Task prompt. From the data that follows, report how many lines hold the string "Elena", giving only the number.

Records
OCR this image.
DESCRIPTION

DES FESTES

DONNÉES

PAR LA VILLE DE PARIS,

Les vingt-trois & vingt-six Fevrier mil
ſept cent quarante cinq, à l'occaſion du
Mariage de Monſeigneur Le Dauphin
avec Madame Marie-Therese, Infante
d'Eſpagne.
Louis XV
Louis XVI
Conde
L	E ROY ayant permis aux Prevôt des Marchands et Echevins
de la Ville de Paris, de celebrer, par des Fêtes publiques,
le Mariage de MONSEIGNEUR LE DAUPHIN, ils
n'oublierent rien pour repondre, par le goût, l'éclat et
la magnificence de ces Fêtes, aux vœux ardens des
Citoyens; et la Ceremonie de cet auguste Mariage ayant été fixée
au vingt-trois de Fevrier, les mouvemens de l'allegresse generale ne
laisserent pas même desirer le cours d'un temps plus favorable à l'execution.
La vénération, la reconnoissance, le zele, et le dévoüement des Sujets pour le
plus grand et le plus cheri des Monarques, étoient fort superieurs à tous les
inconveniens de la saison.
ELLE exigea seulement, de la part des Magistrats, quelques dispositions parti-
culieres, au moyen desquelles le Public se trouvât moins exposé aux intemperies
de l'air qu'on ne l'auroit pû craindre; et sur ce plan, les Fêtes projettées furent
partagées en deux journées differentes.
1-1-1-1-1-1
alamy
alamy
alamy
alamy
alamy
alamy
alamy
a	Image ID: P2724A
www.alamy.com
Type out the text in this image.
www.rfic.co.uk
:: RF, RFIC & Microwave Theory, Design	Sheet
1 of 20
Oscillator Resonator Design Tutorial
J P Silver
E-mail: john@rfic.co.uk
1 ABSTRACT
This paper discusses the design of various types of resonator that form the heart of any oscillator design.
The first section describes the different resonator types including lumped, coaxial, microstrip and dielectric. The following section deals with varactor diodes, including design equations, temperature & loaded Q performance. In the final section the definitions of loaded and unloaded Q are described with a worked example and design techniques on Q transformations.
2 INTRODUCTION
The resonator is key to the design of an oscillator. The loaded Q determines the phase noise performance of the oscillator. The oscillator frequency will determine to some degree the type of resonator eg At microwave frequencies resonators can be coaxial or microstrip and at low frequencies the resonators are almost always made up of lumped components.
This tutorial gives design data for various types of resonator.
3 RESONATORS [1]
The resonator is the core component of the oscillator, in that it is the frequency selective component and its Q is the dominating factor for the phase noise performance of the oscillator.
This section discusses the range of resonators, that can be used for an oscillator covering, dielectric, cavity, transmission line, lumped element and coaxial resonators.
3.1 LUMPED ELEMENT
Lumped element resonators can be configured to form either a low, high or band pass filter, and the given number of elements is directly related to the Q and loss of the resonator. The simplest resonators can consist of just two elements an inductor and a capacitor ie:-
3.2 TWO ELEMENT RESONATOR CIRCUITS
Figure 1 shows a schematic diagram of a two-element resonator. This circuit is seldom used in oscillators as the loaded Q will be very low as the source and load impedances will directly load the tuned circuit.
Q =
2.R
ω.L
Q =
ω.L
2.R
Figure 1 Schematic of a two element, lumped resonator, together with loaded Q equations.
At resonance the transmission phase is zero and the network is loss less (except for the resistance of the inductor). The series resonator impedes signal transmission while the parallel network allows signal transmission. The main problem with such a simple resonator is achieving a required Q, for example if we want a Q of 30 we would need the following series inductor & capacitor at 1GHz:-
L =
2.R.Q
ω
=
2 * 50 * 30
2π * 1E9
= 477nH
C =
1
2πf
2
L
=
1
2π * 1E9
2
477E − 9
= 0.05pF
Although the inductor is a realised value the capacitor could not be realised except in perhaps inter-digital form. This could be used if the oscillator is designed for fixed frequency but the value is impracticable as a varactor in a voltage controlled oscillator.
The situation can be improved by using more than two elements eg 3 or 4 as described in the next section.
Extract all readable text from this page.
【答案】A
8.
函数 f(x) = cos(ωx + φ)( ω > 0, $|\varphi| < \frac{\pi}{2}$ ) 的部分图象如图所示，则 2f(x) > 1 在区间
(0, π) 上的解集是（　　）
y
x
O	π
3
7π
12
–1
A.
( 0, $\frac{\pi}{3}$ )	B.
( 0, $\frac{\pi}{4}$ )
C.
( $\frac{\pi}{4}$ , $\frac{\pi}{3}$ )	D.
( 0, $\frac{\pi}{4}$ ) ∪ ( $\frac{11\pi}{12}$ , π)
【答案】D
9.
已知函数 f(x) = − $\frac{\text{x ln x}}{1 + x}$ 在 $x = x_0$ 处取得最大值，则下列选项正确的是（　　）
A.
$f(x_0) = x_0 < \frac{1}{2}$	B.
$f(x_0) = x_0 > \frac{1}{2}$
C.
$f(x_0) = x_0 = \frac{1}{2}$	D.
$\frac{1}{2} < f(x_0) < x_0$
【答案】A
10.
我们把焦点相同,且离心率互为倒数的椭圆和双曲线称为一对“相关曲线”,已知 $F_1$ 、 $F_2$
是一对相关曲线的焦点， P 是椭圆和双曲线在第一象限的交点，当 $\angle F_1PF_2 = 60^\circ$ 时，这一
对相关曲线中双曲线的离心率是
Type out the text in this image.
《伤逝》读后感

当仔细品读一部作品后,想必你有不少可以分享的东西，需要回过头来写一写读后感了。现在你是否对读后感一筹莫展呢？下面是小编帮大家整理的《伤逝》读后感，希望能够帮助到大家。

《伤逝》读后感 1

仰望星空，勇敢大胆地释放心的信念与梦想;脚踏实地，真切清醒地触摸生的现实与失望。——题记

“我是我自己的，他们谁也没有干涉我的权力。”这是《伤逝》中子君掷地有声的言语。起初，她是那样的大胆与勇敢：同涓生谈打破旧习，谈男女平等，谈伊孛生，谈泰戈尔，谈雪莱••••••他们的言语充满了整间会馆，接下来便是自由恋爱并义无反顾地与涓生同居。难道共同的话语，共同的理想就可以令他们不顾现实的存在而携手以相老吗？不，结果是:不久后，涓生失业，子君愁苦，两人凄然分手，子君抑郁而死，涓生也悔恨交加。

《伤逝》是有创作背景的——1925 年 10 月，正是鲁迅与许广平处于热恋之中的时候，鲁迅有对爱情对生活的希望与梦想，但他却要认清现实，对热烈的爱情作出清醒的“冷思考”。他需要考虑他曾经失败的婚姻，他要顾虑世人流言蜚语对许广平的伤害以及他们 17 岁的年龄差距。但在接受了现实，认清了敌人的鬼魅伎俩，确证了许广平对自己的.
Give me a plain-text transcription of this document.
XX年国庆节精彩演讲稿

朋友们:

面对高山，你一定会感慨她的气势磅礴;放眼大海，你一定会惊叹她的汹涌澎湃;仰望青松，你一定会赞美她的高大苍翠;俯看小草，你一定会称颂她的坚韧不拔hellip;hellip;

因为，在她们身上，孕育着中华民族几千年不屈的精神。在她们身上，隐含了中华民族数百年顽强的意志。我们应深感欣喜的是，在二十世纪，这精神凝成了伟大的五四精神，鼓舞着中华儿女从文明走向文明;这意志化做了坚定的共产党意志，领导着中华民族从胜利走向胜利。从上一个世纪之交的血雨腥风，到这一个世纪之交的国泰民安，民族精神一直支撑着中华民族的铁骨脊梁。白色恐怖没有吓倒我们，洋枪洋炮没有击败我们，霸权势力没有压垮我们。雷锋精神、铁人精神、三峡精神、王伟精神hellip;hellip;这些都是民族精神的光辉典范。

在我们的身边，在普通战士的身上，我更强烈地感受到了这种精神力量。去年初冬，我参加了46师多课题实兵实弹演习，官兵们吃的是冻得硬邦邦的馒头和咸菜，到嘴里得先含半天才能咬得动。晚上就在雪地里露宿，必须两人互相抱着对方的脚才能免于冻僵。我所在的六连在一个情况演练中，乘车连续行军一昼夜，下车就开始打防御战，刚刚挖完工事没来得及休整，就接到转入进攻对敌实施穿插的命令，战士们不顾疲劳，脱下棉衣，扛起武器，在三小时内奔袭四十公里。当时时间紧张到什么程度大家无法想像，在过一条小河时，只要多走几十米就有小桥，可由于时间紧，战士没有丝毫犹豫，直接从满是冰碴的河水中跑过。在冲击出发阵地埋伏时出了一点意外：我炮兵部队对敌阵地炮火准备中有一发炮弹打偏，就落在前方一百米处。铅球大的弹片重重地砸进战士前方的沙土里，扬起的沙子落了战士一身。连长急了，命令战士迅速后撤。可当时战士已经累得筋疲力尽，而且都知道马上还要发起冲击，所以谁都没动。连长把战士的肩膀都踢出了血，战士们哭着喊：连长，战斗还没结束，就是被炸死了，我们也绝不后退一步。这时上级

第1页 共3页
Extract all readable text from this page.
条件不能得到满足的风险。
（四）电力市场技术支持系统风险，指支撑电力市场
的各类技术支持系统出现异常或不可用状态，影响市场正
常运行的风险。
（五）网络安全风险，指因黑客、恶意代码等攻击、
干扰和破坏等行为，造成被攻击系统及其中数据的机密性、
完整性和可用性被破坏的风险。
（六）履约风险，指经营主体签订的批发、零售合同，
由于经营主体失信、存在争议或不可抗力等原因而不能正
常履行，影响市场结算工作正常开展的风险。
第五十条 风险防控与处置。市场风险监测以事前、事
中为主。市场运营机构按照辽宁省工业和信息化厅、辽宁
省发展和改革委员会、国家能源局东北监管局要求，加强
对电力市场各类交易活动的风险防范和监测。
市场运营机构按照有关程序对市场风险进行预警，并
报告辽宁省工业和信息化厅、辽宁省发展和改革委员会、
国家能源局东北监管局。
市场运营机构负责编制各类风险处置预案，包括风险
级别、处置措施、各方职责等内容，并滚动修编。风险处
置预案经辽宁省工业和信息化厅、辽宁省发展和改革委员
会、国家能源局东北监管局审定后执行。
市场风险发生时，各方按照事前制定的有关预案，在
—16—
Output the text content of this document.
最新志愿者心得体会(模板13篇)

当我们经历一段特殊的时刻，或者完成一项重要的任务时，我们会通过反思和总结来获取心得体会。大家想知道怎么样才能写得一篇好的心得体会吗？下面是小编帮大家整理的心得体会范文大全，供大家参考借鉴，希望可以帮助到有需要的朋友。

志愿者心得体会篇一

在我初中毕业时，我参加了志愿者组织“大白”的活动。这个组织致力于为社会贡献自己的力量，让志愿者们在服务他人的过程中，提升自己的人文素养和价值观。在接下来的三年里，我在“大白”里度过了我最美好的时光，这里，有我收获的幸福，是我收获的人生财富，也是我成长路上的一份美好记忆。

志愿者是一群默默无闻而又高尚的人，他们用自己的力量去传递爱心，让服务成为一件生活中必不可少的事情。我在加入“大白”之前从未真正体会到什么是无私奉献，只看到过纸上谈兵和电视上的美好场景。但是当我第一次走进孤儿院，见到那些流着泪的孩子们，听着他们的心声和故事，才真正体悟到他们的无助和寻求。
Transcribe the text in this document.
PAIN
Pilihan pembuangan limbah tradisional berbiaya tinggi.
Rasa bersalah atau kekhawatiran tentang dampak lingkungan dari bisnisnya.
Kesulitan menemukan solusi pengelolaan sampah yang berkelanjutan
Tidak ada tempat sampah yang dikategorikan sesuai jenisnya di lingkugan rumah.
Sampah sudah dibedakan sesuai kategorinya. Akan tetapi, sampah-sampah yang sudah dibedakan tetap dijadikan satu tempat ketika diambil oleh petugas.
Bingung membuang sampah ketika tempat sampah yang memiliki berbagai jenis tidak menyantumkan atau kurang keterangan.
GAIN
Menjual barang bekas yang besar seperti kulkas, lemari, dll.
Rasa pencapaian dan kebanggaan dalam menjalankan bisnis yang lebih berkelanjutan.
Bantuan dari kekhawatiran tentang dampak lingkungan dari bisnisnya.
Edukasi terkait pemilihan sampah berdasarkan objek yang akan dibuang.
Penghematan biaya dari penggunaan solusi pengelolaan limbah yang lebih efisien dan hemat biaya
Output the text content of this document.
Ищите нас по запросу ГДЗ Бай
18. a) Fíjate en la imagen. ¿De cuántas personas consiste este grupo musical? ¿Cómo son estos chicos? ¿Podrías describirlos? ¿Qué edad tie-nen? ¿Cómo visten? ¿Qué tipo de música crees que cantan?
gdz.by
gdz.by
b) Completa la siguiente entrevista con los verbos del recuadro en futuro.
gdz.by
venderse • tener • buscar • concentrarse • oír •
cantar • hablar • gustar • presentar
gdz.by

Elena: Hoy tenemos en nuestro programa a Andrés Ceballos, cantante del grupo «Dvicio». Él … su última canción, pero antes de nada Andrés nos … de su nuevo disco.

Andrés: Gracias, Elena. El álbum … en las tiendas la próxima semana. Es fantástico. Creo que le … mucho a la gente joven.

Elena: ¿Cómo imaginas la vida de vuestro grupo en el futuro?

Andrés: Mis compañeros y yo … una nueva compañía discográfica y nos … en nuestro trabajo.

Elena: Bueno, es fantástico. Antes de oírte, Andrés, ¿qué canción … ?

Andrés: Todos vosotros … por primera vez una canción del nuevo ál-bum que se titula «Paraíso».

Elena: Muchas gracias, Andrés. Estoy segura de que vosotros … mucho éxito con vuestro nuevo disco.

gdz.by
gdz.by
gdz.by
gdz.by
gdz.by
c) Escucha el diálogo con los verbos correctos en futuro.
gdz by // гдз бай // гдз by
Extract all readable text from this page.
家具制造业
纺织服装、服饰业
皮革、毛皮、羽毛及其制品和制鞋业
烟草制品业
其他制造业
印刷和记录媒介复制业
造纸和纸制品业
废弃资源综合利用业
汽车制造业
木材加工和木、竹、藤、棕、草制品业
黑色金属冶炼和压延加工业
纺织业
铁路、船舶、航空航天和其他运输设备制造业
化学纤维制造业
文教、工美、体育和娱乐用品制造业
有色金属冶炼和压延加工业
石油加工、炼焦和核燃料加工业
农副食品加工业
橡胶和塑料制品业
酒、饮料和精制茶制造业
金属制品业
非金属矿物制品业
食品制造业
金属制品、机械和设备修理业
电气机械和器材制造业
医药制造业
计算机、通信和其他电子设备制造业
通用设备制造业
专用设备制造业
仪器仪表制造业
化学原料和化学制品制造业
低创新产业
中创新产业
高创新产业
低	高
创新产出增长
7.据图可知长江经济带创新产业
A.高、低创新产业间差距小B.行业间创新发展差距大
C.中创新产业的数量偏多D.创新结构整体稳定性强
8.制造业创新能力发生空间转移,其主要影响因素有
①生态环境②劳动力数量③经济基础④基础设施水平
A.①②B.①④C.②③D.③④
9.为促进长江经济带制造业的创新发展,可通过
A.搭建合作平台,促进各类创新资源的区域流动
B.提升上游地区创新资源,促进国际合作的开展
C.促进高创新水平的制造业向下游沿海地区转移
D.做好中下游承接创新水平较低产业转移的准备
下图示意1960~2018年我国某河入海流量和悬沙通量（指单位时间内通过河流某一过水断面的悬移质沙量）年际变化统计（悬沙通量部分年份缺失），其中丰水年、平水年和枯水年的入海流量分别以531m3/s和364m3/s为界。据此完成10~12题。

In response. 5